[WHAT IS NEEDED]: Find each line with the string "Emerging" and copy it.
---- PROVIDED MATERIAL
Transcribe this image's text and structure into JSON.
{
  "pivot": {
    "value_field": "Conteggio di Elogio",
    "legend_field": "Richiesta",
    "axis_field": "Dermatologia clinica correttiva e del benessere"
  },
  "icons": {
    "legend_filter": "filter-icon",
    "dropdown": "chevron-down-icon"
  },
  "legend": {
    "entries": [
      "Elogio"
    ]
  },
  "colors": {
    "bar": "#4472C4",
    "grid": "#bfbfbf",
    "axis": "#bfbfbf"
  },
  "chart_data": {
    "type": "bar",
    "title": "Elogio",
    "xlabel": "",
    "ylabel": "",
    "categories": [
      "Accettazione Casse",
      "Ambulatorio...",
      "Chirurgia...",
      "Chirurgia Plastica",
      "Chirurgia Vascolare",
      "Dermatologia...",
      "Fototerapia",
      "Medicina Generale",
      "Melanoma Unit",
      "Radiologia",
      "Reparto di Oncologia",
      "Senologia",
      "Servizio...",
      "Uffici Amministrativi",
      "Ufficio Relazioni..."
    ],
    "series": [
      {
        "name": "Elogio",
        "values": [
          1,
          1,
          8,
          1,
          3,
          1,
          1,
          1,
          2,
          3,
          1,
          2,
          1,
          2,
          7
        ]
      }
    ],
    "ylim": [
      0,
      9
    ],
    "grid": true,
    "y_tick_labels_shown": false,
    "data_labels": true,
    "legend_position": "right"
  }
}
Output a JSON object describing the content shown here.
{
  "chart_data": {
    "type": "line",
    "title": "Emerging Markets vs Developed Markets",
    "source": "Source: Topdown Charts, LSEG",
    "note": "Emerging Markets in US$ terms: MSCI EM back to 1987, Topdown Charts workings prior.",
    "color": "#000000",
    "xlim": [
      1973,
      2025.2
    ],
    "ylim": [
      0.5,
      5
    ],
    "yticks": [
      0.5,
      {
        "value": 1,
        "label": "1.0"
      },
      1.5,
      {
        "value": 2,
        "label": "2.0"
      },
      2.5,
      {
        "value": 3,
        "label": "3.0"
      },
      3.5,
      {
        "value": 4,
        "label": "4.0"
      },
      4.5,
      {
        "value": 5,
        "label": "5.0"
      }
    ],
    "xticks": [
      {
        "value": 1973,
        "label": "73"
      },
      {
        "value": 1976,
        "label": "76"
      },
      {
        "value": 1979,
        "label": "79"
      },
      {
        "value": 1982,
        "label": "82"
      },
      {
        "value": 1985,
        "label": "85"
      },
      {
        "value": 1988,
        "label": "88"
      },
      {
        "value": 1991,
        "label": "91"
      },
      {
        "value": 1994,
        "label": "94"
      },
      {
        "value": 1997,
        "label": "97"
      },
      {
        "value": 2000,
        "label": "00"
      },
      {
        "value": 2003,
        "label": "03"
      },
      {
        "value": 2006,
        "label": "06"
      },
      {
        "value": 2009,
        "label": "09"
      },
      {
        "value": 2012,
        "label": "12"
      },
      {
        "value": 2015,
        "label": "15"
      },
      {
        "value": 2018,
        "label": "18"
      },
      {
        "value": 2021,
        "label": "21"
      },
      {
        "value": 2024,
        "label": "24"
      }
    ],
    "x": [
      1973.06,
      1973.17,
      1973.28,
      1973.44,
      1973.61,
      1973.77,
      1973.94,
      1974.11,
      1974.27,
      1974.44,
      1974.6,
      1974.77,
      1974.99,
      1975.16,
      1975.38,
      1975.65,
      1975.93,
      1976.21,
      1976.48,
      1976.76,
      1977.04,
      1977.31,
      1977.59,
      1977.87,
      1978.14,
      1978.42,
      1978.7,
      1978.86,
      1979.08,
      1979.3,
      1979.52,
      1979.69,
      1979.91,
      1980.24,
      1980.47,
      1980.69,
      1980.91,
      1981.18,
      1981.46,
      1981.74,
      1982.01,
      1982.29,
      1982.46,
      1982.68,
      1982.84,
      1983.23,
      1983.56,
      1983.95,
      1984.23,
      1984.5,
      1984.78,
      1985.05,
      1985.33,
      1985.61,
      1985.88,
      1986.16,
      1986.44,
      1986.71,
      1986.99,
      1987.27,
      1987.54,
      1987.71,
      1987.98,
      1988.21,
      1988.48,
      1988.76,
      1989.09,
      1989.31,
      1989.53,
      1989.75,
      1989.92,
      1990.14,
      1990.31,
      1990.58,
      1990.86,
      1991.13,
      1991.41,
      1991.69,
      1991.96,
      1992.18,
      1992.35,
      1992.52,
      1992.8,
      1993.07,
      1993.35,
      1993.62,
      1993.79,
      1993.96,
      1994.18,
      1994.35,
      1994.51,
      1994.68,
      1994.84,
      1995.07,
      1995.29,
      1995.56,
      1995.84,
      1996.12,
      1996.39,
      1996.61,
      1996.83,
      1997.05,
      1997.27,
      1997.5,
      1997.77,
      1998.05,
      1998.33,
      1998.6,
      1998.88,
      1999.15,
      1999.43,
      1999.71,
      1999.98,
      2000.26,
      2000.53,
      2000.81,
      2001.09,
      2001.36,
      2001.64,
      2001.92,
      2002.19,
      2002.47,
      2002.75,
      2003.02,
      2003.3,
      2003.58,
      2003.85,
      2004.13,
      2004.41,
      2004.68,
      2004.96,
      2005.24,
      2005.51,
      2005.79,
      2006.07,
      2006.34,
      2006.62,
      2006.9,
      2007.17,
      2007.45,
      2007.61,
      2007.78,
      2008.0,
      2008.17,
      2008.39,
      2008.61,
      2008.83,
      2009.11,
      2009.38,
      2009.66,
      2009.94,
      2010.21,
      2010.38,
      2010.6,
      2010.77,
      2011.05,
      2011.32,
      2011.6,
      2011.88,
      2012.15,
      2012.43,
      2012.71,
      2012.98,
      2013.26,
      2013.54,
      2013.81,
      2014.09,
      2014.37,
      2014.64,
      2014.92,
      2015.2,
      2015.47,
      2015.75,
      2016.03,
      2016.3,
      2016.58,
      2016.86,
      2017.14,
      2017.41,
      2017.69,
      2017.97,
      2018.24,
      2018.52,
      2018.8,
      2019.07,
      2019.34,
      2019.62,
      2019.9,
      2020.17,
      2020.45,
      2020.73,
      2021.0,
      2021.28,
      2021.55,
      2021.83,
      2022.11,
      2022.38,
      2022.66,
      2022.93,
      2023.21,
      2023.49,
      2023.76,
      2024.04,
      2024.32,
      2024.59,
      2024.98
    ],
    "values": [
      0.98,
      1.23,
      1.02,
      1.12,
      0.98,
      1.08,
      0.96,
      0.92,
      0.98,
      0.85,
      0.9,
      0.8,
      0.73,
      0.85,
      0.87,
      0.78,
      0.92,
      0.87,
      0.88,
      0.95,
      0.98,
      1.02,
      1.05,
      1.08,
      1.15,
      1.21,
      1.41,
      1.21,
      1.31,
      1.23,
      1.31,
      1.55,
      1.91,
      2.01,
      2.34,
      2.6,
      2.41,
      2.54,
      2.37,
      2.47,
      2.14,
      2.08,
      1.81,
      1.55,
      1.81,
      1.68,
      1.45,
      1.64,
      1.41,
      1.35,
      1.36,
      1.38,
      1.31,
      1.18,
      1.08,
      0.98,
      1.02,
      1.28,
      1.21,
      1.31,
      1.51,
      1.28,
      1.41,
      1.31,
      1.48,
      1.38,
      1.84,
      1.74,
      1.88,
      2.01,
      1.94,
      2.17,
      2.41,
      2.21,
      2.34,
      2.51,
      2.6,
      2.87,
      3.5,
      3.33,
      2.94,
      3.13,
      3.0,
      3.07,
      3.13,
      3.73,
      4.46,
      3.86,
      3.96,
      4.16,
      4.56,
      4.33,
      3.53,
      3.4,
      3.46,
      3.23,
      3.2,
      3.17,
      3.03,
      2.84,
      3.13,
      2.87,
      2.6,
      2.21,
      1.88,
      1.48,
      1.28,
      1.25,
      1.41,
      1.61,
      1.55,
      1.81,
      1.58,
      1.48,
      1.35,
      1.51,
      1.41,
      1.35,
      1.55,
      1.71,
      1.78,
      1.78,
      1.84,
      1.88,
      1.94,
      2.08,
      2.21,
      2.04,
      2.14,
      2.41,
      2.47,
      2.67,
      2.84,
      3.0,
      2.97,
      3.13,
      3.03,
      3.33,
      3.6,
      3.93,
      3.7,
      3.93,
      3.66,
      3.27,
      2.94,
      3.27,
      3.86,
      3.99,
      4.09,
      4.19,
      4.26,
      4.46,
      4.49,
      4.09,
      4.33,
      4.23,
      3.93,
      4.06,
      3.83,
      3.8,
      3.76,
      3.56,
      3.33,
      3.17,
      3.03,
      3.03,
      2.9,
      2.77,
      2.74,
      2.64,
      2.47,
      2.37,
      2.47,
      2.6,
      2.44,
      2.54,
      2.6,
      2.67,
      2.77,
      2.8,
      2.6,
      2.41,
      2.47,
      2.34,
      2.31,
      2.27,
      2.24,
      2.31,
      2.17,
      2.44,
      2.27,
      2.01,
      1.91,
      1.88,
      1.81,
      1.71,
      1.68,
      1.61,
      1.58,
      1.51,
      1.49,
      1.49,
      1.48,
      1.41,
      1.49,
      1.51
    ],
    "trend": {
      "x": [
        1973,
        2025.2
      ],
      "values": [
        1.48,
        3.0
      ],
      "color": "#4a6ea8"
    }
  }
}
--------
[PROBLEM SOLUTION]:
    "title": "Emerging Markets vs Developed Markets",
    "note": "Emerging Markets in US$ terms: MSCI EM back to 1987, Topdown Charts workings prior.",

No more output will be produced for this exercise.